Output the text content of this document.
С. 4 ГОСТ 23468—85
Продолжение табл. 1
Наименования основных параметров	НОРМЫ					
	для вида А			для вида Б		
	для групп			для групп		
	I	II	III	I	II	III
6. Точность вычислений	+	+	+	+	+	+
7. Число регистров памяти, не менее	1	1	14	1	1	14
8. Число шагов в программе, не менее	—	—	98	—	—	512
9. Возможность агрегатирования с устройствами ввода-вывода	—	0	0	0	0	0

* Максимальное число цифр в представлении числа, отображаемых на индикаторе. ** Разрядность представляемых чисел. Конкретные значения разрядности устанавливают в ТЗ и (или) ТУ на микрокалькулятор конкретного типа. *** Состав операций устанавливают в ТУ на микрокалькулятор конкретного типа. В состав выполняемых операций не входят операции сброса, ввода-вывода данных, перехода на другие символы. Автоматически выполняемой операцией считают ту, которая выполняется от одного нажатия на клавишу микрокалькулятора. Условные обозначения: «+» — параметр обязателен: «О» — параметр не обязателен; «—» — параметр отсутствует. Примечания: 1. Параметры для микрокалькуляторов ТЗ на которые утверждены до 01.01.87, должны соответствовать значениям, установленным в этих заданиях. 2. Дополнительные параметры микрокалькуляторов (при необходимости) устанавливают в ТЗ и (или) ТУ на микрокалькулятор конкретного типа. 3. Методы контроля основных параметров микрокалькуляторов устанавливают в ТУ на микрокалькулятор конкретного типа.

### Written exercise
Pick out the lines containing the string "менее".

### Solution for this task
7. Число регистров памяти, не менее	1	1	14	1	1	14
8. Число шагов в программе, не менее	—	—	98	—	—	512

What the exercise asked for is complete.